** INSTRUCTION **
Tell how many lines include the string "state". Answer with a single number.

[Start RECORDS TO USE]

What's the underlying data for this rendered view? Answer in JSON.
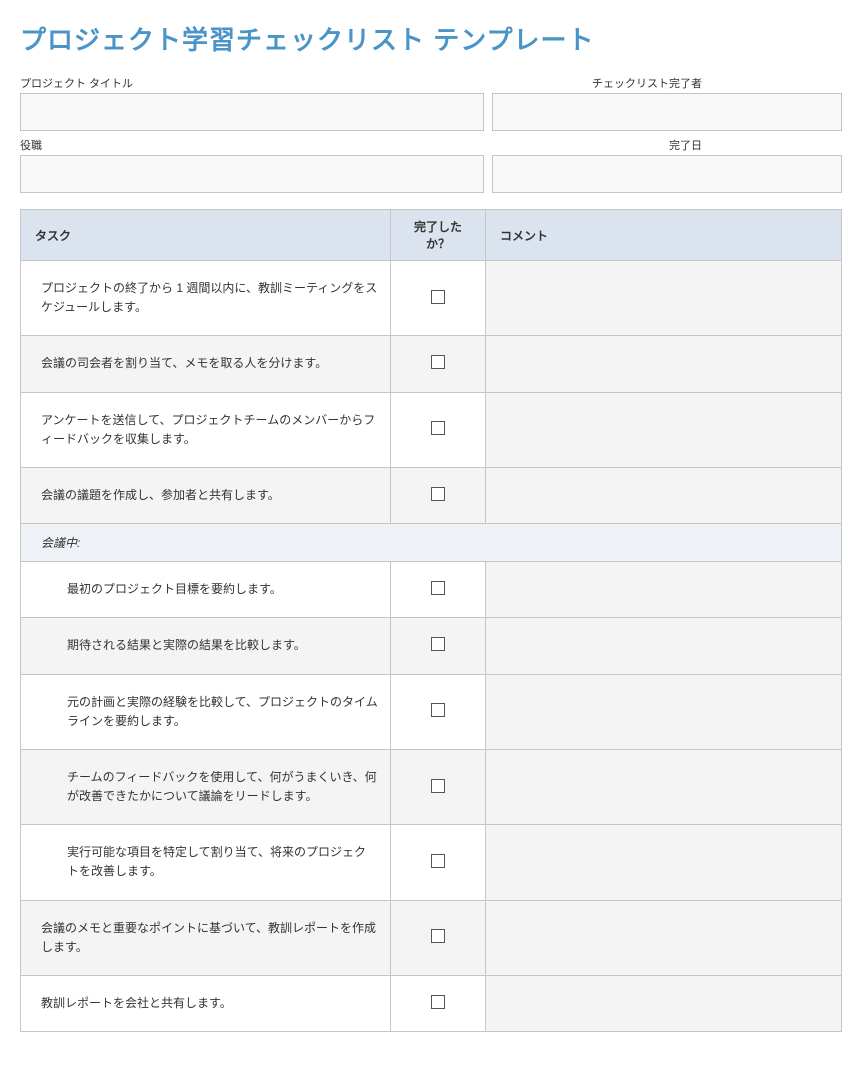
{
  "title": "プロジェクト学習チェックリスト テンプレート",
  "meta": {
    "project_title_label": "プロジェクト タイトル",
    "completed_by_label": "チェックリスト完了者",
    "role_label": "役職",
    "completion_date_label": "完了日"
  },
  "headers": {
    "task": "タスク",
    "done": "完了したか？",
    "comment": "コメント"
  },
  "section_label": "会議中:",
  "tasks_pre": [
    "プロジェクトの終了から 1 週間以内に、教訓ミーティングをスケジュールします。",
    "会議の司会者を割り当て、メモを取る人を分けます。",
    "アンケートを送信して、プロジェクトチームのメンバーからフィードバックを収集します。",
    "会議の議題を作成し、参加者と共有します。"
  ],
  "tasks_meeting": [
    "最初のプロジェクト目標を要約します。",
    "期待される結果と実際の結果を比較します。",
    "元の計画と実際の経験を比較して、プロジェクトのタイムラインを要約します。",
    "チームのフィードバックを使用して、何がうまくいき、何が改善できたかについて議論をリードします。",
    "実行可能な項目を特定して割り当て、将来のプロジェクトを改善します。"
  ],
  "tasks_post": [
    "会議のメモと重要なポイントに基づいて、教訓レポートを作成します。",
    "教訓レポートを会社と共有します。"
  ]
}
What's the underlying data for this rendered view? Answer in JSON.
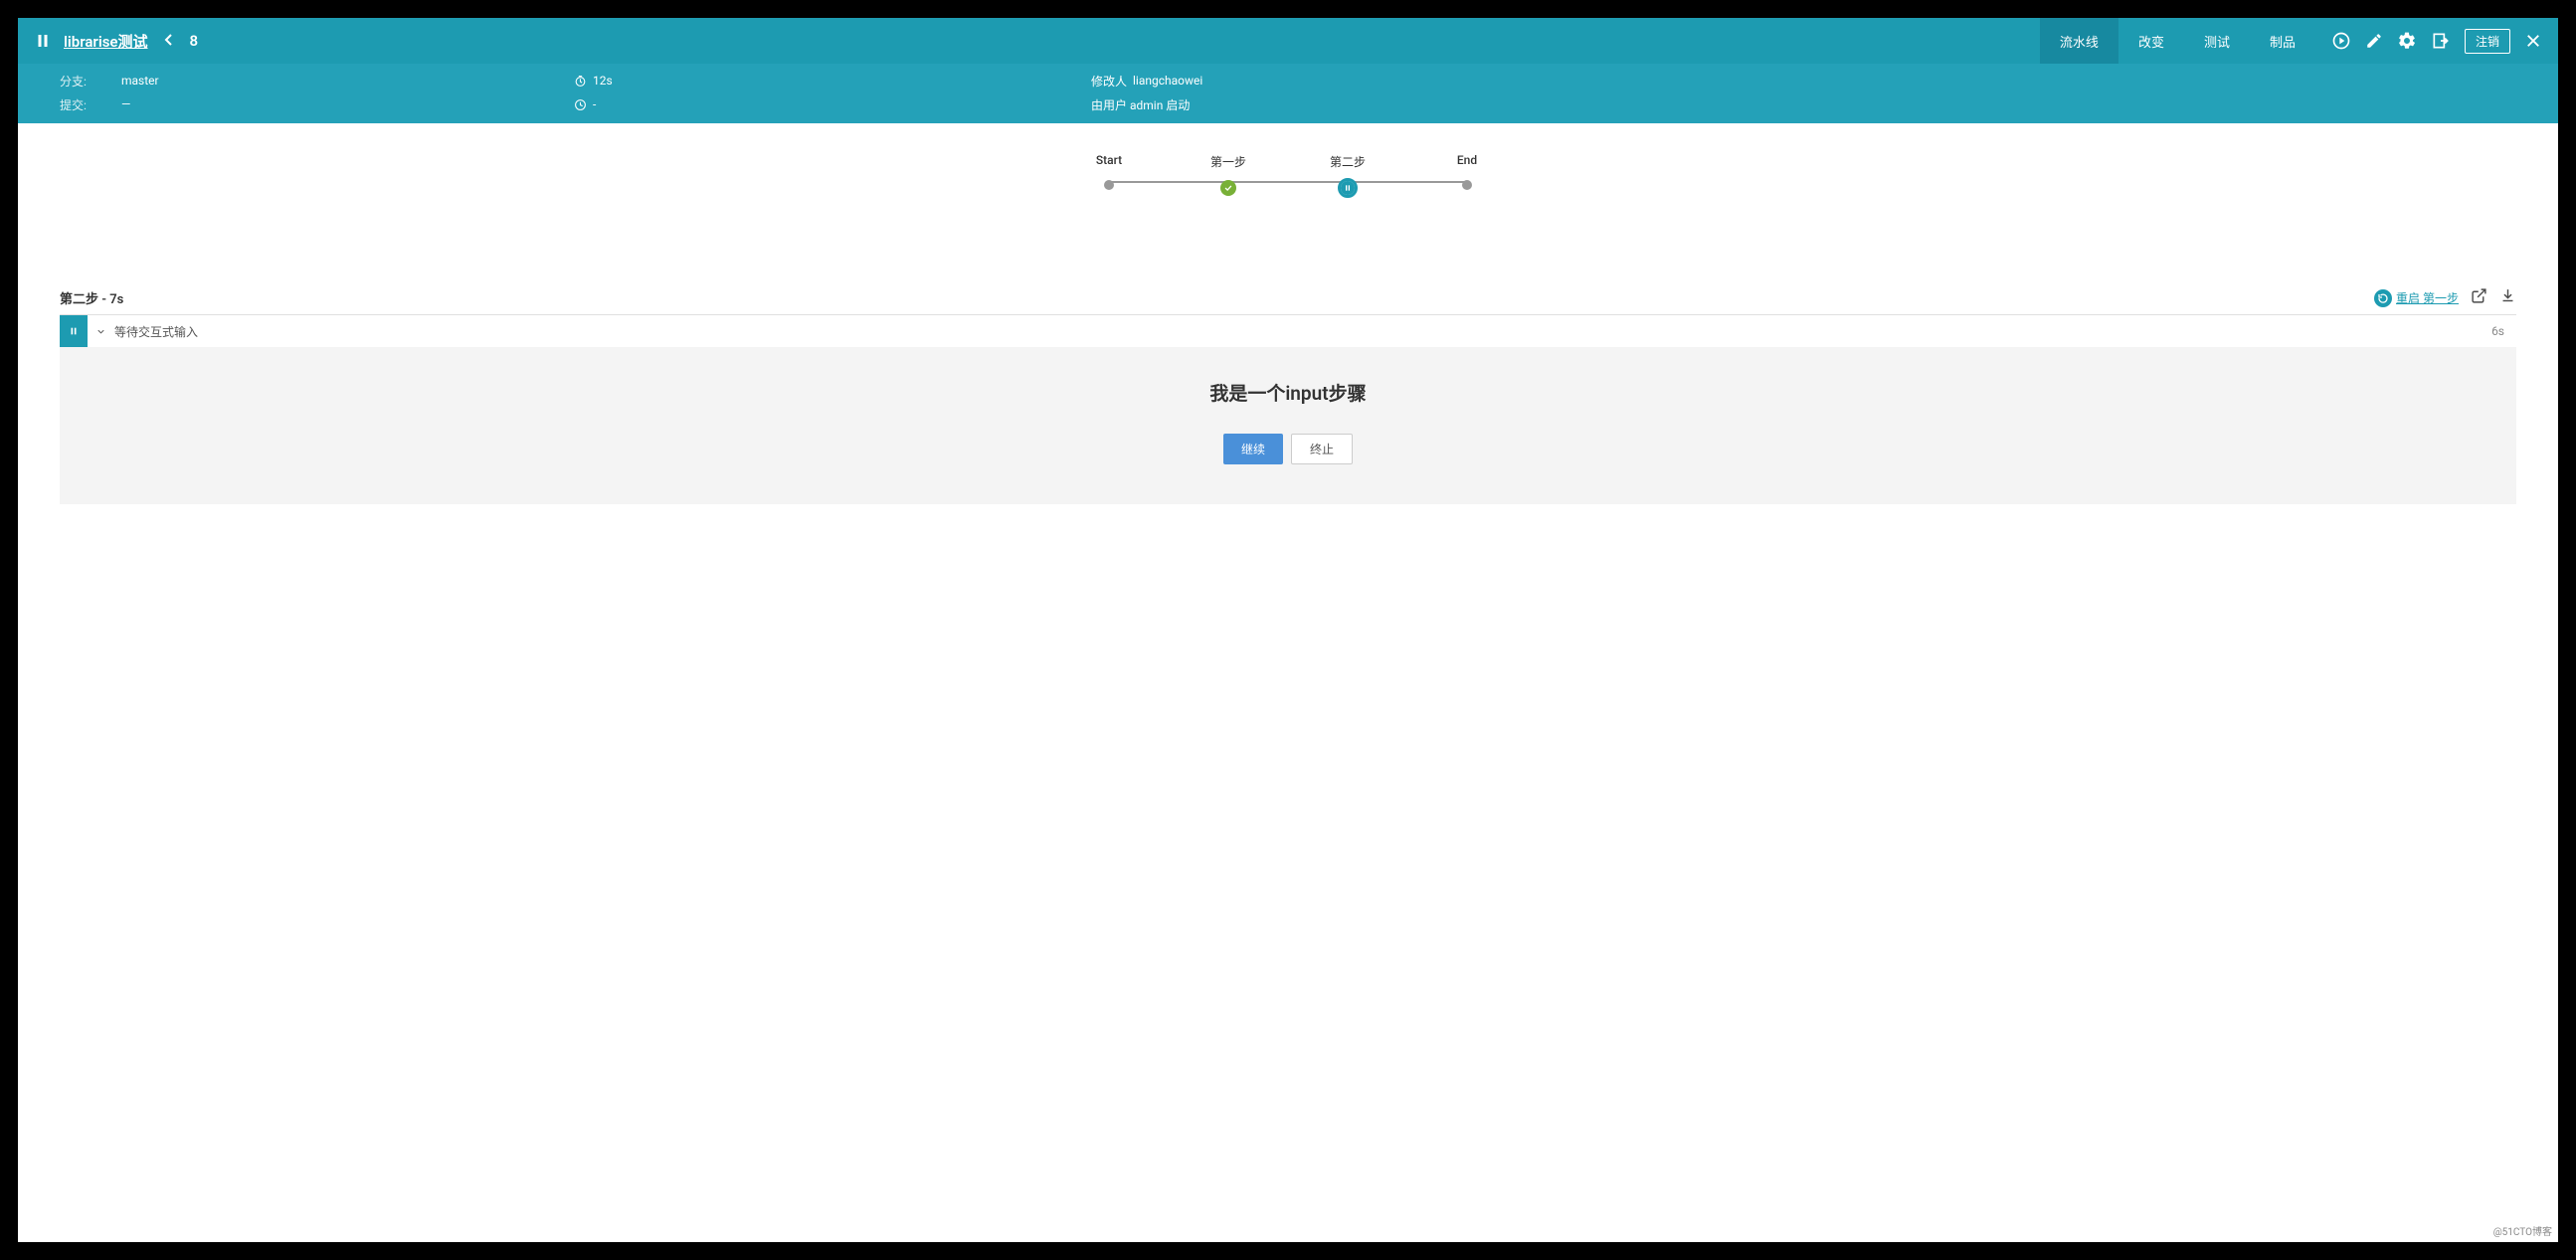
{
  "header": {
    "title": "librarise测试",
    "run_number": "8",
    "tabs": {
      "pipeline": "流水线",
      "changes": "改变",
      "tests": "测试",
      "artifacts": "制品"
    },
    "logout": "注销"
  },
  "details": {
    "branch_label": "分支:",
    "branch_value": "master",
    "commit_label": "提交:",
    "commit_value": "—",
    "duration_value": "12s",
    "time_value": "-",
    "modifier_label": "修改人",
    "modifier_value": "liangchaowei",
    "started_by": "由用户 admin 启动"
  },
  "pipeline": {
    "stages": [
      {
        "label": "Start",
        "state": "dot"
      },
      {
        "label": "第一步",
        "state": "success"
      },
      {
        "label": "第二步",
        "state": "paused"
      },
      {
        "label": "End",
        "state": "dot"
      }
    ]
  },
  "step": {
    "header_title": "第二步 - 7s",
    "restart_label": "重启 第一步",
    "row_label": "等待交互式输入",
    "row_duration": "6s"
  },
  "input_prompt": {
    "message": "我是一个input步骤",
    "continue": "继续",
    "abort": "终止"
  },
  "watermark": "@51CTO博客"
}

[End RECORDS TO USE]

** WORKED SOLUTION **
4